* Begin *
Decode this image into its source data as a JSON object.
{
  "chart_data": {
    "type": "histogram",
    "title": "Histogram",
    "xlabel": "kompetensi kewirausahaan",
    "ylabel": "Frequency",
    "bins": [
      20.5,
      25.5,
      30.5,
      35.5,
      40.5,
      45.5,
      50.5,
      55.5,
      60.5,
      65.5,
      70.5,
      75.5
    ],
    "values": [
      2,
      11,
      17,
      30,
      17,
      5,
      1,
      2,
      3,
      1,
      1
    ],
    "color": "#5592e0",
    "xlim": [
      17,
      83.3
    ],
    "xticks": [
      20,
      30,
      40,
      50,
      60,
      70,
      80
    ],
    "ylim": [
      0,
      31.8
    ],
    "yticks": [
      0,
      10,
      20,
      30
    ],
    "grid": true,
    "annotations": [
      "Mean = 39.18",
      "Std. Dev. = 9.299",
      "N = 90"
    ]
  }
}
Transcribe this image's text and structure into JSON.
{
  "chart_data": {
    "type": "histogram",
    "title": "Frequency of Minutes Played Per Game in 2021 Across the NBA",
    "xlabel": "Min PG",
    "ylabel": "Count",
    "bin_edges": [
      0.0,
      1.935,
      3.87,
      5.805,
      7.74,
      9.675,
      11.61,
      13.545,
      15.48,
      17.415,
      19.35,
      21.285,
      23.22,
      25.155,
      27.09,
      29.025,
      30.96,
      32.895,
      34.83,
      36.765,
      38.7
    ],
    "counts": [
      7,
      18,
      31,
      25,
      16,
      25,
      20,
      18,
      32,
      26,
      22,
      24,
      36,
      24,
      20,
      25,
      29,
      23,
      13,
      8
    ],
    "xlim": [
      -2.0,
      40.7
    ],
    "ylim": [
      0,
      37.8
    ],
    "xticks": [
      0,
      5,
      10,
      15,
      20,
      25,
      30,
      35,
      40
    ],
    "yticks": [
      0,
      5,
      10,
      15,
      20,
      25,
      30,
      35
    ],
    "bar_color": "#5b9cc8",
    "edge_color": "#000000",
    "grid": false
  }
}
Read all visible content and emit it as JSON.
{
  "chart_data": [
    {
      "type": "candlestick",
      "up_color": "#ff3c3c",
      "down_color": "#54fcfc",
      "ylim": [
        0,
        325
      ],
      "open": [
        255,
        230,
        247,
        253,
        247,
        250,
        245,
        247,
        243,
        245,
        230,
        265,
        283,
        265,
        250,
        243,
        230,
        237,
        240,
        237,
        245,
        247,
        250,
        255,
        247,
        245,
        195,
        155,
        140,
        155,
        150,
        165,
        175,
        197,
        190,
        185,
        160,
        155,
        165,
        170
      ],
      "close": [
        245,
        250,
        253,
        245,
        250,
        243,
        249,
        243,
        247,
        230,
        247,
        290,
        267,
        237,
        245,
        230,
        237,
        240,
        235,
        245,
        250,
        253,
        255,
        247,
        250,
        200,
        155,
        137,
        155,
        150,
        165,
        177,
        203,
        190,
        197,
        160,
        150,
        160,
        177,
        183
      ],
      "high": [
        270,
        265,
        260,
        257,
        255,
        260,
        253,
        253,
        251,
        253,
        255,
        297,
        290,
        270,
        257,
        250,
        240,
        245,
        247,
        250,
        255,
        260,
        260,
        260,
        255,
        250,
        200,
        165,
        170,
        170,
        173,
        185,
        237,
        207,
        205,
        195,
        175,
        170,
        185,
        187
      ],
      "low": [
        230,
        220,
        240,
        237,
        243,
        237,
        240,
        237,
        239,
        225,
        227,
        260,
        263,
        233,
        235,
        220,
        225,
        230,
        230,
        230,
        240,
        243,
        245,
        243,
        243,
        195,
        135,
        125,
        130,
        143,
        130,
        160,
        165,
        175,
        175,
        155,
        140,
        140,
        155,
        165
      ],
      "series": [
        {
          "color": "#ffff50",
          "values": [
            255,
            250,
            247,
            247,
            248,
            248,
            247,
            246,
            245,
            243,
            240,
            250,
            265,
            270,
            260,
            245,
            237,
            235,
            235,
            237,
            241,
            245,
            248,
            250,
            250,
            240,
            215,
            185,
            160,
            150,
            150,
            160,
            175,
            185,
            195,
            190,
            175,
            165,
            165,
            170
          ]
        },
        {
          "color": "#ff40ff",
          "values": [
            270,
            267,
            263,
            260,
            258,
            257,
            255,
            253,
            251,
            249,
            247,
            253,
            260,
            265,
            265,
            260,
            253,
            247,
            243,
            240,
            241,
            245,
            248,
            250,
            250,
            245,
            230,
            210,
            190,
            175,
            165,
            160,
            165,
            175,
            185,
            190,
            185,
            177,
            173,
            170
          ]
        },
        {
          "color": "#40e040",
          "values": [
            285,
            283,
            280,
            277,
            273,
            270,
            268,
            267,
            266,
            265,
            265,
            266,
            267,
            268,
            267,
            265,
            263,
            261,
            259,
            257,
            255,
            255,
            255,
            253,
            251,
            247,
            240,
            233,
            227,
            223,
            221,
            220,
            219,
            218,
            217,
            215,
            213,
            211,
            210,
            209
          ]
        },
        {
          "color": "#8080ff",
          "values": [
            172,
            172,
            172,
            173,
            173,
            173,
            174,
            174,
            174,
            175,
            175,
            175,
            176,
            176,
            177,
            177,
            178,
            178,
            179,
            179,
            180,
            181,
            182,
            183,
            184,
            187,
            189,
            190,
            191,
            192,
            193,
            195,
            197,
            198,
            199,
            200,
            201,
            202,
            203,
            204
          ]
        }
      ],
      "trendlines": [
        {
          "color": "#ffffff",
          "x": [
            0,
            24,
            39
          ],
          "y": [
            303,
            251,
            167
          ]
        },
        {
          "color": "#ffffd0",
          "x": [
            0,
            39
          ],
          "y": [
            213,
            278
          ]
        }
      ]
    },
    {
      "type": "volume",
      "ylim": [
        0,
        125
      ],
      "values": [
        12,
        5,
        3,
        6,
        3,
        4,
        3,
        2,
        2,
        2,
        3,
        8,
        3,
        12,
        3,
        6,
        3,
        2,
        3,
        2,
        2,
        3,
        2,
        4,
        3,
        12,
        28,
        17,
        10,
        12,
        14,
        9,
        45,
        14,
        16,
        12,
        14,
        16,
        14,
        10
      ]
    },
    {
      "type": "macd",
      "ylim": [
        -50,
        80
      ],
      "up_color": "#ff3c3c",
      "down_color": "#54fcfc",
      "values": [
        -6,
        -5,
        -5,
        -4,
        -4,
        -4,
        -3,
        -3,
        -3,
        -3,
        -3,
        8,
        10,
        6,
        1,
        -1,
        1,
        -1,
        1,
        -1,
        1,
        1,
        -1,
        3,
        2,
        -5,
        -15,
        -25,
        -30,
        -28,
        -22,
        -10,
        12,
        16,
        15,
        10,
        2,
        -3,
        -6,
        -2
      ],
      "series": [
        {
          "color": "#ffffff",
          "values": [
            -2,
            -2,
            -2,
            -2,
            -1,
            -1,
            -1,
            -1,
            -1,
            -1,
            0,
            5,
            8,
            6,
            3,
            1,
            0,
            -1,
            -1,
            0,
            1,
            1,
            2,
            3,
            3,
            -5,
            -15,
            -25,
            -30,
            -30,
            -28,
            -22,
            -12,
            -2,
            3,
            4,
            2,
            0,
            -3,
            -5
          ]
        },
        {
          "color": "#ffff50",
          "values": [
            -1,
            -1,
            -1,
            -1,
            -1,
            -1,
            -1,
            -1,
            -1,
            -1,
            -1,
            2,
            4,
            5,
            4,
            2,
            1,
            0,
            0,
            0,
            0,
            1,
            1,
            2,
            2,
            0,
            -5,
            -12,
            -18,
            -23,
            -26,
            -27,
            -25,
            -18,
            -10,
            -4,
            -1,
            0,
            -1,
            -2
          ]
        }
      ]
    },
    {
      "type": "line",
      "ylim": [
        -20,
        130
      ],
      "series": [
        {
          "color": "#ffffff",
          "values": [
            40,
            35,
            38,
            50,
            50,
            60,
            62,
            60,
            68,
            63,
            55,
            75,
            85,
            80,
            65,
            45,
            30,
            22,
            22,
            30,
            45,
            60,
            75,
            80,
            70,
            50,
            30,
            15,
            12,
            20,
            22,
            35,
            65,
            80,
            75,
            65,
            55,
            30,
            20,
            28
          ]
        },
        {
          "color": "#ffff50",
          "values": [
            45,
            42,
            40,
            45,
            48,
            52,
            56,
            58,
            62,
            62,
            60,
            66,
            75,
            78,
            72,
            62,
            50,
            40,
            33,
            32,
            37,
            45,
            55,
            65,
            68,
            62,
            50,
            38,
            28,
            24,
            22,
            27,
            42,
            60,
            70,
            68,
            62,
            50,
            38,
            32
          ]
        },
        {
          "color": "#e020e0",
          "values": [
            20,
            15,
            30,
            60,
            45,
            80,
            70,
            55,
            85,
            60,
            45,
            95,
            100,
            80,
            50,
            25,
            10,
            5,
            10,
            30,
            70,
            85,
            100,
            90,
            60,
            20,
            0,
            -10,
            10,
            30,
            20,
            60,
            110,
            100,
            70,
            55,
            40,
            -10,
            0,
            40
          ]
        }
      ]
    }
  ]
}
* End *
> Do this
List all lines where "JSON" occurs.

> Task output
Decode this image into its source data as a JSON object.
Transcribe this image's text and structure into JSON.
Read all visible content and emit it as JSON.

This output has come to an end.